▶ TASK DETAILS
Retype all of the entries word for word.

[Extracts from a graphics dataset]

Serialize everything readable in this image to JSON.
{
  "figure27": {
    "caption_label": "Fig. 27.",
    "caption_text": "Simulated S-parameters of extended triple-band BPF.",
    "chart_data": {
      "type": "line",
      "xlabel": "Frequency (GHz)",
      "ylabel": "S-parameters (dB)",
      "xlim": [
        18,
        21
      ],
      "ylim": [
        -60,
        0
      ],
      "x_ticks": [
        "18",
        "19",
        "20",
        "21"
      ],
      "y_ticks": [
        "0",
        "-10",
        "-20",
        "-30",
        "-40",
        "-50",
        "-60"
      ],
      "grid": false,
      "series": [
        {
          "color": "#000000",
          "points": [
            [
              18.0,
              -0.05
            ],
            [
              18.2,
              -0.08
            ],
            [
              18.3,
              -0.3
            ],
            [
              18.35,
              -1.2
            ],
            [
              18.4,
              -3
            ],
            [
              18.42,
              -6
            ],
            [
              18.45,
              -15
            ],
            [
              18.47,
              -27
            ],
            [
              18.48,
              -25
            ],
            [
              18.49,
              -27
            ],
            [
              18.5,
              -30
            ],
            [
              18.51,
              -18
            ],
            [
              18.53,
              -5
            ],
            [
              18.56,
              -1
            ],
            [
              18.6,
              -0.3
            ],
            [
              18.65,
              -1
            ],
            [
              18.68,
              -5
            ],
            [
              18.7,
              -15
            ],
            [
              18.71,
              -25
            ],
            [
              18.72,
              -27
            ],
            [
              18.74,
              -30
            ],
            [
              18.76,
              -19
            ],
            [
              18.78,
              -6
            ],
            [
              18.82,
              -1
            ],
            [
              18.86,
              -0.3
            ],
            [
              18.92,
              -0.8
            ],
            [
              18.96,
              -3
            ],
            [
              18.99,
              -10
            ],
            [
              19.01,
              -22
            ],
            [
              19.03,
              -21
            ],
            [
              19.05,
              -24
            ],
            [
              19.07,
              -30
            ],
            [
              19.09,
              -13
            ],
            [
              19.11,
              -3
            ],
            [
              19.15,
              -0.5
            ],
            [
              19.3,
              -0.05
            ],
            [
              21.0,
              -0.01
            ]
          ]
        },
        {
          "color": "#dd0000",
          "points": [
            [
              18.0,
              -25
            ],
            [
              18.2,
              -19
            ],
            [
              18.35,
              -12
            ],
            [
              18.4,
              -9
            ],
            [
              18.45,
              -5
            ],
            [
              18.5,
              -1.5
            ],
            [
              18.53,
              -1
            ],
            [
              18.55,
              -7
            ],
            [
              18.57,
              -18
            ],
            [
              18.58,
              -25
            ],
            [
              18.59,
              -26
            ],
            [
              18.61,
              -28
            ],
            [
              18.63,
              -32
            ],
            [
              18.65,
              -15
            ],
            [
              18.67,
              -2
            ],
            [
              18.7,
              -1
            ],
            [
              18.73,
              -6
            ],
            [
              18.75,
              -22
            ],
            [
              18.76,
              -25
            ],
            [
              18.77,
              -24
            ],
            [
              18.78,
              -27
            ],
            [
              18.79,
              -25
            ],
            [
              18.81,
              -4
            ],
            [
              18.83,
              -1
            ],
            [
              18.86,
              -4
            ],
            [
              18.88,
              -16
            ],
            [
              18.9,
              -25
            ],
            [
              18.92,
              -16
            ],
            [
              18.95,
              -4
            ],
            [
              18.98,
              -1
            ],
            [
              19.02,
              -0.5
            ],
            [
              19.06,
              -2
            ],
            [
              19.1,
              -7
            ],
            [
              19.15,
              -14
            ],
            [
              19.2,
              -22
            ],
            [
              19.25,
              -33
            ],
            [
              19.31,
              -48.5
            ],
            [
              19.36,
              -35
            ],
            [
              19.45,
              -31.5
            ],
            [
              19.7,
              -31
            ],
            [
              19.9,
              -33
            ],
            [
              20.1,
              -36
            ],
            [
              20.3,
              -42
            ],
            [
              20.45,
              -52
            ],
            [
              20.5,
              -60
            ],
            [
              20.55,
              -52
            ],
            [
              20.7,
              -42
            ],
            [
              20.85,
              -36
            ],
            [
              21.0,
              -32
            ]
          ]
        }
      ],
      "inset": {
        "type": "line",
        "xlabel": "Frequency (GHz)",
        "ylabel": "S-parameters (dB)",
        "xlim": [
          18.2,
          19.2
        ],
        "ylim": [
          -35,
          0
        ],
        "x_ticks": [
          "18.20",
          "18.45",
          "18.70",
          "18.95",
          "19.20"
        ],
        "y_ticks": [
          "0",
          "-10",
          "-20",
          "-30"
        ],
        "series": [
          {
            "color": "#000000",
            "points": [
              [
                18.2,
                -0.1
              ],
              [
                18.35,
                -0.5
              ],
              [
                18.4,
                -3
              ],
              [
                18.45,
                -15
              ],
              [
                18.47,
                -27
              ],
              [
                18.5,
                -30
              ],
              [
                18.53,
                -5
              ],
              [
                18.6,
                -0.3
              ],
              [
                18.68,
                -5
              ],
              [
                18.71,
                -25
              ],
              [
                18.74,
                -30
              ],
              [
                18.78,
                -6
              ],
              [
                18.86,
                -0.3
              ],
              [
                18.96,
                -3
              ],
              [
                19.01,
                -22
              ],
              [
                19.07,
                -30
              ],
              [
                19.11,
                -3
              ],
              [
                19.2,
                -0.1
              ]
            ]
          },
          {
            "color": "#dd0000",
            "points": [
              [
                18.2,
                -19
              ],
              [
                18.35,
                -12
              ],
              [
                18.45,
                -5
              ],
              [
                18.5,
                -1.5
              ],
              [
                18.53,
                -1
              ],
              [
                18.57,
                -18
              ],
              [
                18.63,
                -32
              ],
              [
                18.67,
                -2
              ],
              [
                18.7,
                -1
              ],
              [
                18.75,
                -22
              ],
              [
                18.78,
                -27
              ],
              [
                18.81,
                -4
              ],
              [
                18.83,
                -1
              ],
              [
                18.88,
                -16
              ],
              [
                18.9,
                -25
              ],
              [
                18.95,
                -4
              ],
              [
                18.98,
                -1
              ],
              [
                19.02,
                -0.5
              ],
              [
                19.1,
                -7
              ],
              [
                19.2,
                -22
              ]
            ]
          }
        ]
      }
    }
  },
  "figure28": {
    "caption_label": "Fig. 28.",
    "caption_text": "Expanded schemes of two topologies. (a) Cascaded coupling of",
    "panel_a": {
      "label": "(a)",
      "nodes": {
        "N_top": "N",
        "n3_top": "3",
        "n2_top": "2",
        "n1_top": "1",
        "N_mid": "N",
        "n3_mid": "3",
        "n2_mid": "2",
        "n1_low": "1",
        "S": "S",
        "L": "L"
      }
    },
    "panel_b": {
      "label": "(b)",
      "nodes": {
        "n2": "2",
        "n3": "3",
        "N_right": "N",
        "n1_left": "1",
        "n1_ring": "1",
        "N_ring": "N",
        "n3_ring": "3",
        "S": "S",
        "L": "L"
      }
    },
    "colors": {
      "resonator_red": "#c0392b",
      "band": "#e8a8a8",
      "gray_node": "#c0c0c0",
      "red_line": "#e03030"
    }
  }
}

▶ OUTPUT
Serialize everything readable in this image to JSON.
{
  "figure27": {
    "caption_label": "Fig. 27.",
    "caption_text": "Simulated S-parameters of extended triple-band BPF.",
    "chart_data": {
      "type": "line",
      "xlabel": "Frequency (GHz)",
      "ylabel": "S-parameters (dB)",
      "xlim": [
        18,
        21
      ],
      "ylim": [
        -60,
        0
      ],
      "x_ticks": [
        "18",
        "19",
        "20",
        "21"
      ],
      "y_ticks": [
        "0",
        "-10",
        "-20",
        "-30",
        "-40",
        "-50",
        "-60"
      ],
      "grid": false,
      "series": [
        {
          "color": "#000000",
          "points": [
            [
              18.0,
              -0.05
            ],
            [
              18.2,
              -0.08
            ],
            [
              18.3,
              -0.3
            ],
            [
              18.35,
              -1.2
            ],
            [
              18.4,
              -3
            ],
            [
              18.42,
              -6
            ],
            [
              18.45,
              -15
            ],
            [
              18.47,
              -27
            ],
            [
              18.48,
              -25
            ],
            [
              18.49,
              -27
            ],
            [
              18.5,
              -30
            ],
            [
              18.51,
              -18
            ],
            [
              18.53,
              -5
            ],
            [
              18.56,
              -1
            ],
            [
              18.6,
              -0.3
            ],
            [
              18.65,
              -1
            ],
            [
              18.68,
              -5
            ],
            [
              18.7,
              -15
            ],
            [
              18.71,
              -25
            ],
            [
              18.72,
              -27
            ],
            [
              18.74,
              -30
            ],
            [
              18.76,
              -19
            ],
            [
              18.78,
              -6
            ],
            [
              18.82,
              -1
            ],
            [
              18.86,
              -0.3
            ],
            [
              18.92,
              -0.8
            ],
            [
              18.96,
              -3
            ],
            [
              18.99,
              -10
            ],
            [
              19.01,
              -22
            ],
            [
              19.03,
              -21
            ],
            [
              19.05,
              -24
            ],
            [
              19.07,
              -30
            ],
            [
              19.09,
              -13
            ],
            [
              19.11,
              -3
            ],
            [
              19.15,
              -0.5
            ],
            [
              19.3,
              -0.05
            ],
            [
              21.0,
              -0.01
            ]
          ]
        },
        {
          "color": "#dd0000",
          "points": [
            [
              18.0,
              -25
            ],
            [
              18.2,
              -19
            ],
            [
              18.35,
              -12
            ],
            [
              18.4,
              -9
            ],
            [
              18.45,
              -5
            ],
            [
              18.5,
              -1.5
            ],
            [
              18.53,
              -1
            ],
            [
              18.55,
              -7
            ],
            [
              18.57,
              -18
            ],
            [
              18.58,
              -25
            ],
            [
              18.59,
              -26
            ],
            [
              18.61,
              -28
            ],
            [
              18.63,
              -32
            ],
            [
              18.65,
              -15
            ],
            [
              18.67,
              -2
            ],
            [
              18.7,
              -1
            ],
            [
              18.73,
              -6
            ],
            [
              18.75,
              -22
            ],
            [
              18.76,
              -25
            ],
            [
              18.77,
              -24
            ],
            [
              18.78,
              -27
            ],
            [
              18.79,
              -25
            ],
            [
              18.81,
              -4
            ],
            [
              18.83,
              -1
            ],
            [
              18.86,
              -4
            ],
            [
              18.88,
              -16
            ],
            [
              18.9,
              -25
            ],
            [
              18.92,
              -16
            ],
            [
              18.95,
              -4
            ],
            [
              18.98,
              -1
            ],
            [
              19.02,
              -0.5
            ],
            [
              19.06,
              -2
            ],
            [
              19.1,
              -7
            ],
            [
              19.15,
              -14
            ],
            [
              19.2,
              -22
            ],
            [
              19.25,
              -33
            ],
            [
              19.31,
              -48.5
            ],
            [
              19.36,
              -35
            ],
            [
              19.45,
              -31.5
            ],
            [
              19.7,
              -31
            ],
            [
              19.9,
              -33
            ],
            [
              20.1,
              -36
            ],
            [
              20.3,
              -42
            ],
            [
              20.45,
              -52
            ],
            [
              20.5,
              -60
            ],
            [
              20.55,
              -52
            ],
            [
              20.7,
              -42
            ],
            [
              20.85,
              -36
            ],
            [
              21.0,
              -32
            ]
          ]
        }
      ],
      "inset": {
        "type": "line",
        "xlabel": "Frequency (GHz)",
        "ylabel": "S-parameters (dB)",
        "xlim": [
          18.2,
          19.2
        ],
        "ylim": [
          -35,
          0
        ],
        "x_ticks": [
          "18.20",
          "18.45",
          "18.70",
          "18.95",
          "19.20"
        ],
        "y_ticks": [
          "0",
          "-10",
          "-20",
          "-30"
        ],
        "series": [
          {
            "color": "#000000",
            "points": [
              [
                18.2,
                -0.1
              ],
              [
                18.35,
                -0.5
              ],
              [
                18.4,
                -3
              ],
              [
                18.45,
                -15
              ],
              [
                18.47,
                -27
              ],
              [
                18.5,
                -30
              ],
              [
                18.53,
                -5
              ],
              [
                18.6,
                -0.3
              ],
              [
                18.68,
                -5
              ],
              [
                18.71,
                -25
              ],
              [
                18.74,
                -30
              ],
              [
                18.78,
                -6
              ],
              [
                18.86,
                -0.3
              ],
              [
                18.96,
                -3
              ],
              [
                19.01,
                -22
              ],
              [
                19.07,
                -30
              ],
              [
                19.11,
                -3
              ],
              [
                19.2,
                -0.1
              ]
            ]
          },
          {
            "color": "#dd0000",
            "points": [
              [
                18.2,
                -19
              ],
              [
                18.35,
                -12
              ],
              [
                18.45,
                -5
              ],
              [
                18.5,
                -1.5
              ],
              [
                18.53,
                -1
              ],
              [
                18.57,
                -18
              ],
              [
                18.63,
                -32
              ],
              [
                18.67,
                -2
              ],
              [
                18.7,
                -1
              ],
              [
                18.75,
                -22
              ],
              [
                18.78,
                -27
              ],
              [
                18.81,
                -4
              ],
              [
                18.83,
                -1
              ],
              [
                18.88,
                -16
              ],
              [
                18.9,
                -25
              ],
              [
                18.95,
                -4
              ],
              [
                18.98,
                -1
              ],
              [
                19.02,
                -0.5
              ],
              [
                19.1,
                -7
              ],
              [
                19.2,
                -22
              ]
            ]
          }
        ]
      }
    }
  },
  "figure28": {
    "caption_label": "Fig. 28.",
    "caption_text": "Expanded schemes of two topologies. (a) Cascaded coupling of",
    "panel_a": {
      "label": "(a)",
      "nodes": {
        "N_top": "N",
        "n3_top": "3",
        "n2_top": "2",
        "n1_top": "1",
        "N_mid": "N",
        "n3_mid": "3",
        "n2_mid": "2",
        "n1_low": "1",
        "S": "S",
        "L": "L"
      }
    },
    "panel_b": {
      "label": "(b)",
      "nodes": {
        "n2": "2",
        "n3": "3",
        "N_right": "N",
        "n1_left": "1",
        "n1_ring": "1",
        "N_ring": "N",
        "n3_ring": "3",
        "S": "S",
        "L": "L"
      }
    },
    "colors": {
      "resonator_red": "#c0392b",
      "band": "#e8a8a8",
      "gray_node": "#c0c0c0",
      "red_line": "#e03030"
    }
  }
}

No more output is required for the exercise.